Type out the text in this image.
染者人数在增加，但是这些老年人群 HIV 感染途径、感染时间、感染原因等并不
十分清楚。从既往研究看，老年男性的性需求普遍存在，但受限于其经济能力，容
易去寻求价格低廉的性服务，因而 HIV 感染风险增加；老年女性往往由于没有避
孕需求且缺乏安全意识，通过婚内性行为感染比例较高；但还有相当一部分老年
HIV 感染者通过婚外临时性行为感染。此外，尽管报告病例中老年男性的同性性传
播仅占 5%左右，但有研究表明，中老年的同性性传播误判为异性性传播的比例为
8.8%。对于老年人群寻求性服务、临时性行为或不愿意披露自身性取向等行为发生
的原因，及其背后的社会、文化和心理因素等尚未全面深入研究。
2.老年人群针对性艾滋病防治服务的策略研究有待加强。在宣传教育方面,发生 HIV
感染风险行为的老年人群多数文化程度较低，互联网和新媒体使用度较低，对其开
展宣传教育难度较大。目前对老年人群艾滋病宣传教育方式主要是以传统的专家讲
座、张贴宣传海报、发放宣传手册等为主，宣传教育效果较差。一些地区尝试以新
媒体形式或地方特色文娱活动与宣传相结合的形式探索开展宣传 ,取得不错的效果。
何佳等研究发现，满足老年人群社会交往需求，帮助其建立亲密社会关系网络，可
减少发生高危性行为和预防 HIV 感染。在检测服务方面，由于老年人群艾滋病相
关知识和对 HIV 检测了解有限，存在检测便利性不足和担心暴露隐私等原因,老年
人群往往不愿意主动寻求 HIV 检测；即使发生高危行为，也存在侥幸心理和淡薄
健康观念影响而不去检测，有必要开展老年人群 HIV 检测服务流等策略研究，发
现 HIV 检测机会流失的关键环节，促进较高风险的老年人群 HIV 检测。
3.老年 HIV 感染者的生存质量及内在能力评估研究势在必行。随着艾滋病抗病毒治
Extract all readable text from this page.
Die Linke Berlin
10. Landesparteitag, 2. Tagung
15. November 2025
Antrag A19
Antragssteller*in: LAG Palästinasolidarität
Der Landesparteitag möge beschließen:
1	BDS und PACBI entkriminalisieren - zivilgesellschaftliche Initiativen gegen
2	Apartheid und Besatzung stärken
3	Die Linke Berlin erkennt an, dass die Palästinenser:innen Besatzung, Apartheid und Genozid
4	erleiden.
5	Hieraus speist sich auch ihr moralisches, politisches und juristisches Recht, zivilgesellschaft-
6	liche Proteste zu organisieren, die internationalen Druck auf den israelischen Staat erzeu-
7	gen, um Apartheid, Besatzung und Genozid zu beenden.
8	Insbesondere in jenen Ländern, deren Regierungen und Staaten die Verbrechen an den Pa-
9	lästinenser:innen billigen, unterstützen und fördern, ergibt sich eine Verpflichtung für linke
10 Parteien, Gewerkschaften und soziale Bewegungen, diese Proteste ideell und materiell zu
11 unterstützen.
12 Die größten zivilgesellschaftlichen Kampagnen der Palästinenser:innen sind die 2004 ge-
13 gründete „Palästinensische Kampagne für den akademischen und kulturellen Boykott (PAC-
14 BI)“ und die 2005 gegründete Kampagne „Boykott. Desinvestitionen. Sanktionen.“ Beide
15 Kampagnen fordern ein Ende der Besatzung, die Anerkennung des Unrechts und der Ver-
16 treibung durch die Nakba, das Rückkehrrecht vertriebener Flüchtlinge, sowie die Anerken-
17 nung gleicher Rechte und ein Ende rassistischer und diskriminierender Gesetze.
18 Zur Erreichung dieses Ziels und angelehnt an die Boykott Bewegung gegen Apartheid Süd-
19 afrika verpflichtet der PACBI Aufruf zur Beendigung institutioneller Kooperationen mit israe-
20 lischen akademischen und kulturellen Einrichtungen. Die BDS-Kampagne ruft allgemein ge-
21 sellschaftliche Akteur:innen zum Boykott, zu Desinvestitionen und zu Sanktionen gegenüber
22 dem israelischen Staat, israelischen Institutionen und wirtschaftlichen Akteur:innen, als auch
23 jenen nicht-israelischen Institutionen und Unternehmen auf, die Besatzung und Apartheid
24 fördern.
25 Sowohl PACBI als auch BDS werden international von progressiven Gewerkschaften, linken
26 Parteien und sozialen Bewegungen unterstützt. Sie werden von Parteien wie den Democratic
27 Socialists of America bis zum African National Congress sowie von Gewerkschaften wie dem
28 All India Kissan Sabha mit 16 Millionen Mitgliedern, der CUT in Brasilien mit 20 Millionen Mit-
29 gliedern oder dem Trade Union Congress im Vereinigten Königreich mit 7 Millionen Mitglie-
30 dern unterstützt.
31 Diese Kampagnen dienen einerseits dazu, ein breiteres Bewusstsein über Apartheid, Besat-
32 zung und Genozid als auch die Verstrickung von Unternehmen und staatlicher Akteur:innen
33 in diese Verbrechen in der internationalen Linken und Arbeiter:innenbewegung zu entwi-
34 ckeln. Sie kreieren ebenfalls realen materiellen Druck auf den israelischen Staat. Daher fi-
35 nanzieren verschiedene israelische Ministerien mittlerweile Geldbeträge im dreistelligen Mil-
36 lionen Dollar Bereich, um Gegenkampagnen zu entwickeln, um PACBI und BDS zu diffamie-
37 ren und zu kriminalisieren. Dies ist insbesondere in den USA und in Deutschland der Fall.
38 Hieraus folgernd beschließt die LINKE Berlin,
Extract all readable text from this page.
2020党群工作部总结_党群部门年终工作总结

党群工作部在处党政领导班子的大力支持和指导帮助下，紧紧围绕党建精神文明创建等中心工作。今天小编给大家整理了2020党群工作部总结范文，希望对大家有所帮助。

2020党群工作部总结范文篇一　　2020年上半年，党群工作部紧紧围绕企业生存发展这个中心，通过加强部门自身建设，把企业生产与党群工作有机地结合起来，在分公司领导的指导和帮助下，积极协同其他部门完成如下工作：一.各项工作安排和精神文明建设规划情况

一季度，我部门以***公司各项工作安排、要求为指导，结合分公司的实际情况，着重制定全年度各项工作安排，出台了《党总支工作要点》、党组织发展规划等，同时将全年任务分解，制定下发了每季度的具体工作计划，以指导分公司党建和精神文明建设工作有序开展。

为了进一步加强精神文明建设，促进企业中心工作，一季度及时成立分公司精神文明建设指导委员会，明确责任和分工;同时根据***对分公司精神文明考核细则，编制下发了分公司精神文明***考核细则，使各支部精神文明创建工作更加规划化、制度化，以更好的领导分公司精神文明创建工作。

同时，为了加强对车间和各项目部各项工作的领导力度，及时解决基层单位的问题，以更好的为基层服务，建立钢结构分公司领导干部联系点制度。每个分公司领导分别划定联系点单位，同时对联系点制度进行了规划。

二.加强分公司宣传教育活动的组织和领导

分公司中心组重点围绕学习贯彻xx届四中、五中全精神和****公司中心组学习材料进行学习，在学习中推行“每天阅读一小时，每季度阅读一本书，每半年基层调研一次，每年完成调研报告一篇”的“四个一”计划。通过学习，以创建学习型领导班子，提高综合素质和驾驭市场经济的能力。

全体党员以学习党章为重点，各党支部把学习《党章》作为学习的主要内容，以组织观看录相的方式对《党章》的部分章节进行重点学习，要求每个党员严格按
|---|
EXERCISE:
For this exercise, gather every line of the data that contains the word "unterstützen".

RESPONSE TO THIS TASK:
9	lästinenser:innen billigen, unterstützen und fördern, ergibt sich eine Verpflichtung für linke
11 unterstützen.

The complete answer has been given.